[Stored records]
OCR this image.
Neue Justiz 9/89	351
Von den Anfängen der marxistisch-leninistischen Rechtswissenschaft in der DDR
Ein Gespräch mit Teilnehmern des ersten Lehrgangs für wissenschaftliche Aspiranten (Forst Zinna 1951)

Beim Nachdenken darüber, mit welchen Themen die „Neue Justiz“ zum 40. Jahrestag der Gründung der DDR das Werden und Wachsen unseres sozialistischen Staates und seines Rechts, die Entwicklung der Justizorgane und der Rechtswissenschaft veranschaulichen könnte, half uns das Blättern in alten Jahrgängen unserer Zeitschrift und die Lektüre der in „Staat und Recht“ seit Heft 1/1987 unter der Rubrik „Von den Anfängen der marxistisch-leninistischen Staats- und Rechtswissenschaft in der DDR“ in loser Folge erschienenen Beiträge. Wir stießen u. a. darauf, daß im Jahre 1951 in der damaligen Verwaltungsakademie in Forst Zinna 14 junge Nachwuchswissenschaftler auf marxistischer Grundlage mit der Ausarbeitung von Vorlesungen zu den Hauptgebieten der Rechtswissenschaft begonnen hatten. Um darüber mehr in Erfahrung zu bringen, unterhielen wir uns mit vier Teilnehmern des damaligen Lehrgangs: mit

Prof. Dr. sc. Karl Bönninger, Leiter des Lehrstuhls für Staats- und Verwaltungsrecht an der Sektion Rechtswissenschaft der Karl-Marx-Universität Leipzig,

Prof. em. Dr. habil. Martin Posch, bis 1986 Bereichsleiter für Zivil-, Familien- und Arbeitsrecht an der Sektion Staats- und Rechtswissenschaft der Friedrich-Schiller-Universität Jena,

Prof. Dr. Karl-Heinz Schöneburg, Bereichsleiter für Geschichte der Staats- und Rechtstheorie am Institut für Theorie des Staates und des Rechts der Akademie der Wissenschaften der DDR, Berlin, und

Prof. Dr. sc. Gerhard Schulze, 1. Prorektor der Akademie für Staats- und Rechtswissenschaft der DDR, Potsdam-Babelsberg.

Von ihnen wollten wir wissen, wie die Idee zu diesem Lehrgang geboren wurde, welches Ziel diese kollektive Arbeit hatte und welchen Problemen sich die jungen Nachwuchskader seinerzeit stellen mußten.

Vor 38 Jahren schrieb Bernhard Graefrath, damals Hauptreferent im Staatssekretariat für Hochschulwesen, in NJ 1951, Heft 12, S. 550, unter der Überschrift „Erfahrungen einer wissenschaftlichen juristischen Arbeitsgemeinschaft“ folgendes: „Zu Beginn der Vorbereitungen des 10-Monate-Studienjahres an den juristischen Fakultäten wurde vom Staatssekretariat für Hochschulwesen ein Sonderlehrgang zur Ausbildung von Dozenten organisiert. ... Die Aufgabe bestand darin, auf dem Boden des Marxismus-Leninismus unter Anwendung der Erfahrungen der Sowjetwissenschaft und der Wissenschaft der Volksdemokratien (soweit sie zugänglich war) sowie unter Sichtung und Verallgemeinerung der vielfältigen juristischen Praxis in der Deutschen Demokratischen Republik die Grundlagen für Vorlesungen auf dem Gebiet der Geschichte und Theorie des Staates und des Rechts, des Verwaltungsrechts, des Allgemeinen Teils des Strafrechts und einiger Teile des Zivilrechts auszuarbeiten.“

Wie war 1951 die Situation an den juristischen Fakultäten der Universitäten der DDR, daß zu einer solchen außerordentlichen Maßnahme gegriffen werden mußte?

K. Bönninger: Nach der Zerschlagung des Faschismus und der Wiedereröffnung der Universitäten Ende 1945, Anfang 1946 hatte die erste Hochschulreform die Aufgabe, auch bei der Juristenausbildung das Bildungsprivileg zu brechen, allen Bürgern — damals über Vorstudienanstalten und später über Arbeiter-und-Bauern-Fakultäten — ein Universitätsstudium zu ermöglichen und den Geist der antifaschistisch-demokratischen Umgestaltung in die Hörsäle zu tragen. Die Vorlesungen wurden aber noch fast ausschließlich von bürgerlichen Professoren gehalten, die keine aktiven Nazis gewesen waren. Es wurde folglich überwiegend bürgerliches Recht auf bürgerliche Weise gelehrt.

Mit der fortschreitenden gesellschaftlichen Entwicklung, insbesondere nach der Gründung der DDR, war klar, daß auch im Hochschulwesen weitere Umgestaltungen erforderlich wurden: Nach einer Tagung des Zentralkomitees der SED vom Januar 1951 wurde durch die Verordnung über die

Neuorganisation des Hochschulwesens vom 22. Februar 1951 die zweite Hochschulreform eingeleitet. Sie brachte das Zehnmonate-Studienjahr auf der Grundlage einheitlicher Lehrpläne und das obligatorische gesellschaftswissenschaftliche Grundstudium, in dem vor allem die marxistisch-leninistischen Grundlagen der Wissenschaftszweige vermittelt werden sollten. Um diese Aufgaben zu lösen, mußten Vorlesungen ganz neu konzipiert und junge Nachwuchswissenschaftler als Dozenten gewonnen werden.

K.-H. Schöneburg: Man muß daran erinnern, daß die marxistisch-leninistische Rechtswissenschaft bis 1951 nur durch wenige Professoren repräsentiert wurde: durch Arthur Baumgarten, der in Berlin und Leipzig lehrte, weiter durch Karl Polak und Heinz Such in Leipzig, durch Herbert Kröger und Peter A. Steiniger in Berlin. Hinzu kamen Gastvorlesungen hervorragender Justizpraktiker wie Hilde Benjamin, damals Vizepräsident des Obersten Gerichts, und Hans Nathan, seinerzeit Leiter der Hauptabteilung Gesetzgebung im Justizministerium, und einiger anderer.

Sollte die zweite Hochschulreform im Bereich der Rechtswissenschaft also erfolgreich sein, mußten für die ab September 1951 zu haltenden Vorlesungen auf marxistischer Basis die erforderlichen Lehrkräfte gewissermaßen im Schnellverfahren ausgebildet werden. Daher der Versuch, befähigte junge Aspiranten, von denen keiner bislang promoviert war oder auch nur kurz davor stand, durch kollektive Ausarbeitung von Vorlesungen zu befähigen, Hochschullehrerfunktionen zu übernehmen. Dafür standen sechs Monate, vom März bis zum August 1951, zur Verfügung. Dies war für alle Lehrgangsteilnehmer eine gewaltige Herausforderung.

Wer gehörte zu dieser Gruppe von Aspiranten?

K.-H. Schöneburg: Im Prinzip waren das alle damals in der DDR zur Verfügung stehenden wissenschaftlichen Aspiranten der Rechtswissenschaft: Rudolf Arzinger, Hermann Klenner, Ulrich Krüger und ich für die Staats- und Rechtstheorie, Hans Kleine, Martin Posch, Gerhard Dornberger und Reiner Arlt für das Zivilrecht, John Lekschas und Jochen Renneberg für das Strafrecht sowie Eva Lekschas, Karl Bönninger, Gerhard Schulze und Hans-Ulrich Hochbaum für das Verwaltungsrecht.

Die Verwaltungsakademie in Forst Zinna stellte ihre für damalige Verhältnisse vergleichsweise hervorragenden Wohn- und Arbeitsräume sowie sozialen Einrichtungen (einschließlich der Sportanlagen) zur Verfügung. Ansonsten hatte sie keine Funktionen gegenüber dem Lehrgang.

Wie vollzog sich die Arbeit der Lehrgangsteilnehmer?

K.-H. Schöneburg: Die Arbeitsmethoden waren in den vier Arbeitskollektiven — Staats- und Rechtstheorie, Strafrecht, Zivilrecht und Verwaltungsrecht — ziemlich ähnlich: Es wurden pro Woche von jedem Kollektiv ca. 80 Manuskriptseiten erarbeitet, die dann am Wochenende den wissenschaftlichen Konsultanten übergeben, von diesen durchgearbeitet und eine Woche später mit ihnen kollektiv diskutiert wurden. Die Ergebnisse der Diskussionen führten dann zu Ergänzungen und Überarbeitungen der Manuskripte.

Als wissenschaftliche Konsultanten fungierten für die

:: GIVEN TASK ::
Reply with one number only, the count of lines above that hold the string "Leipzig".

:: RESULT BELOW ::
2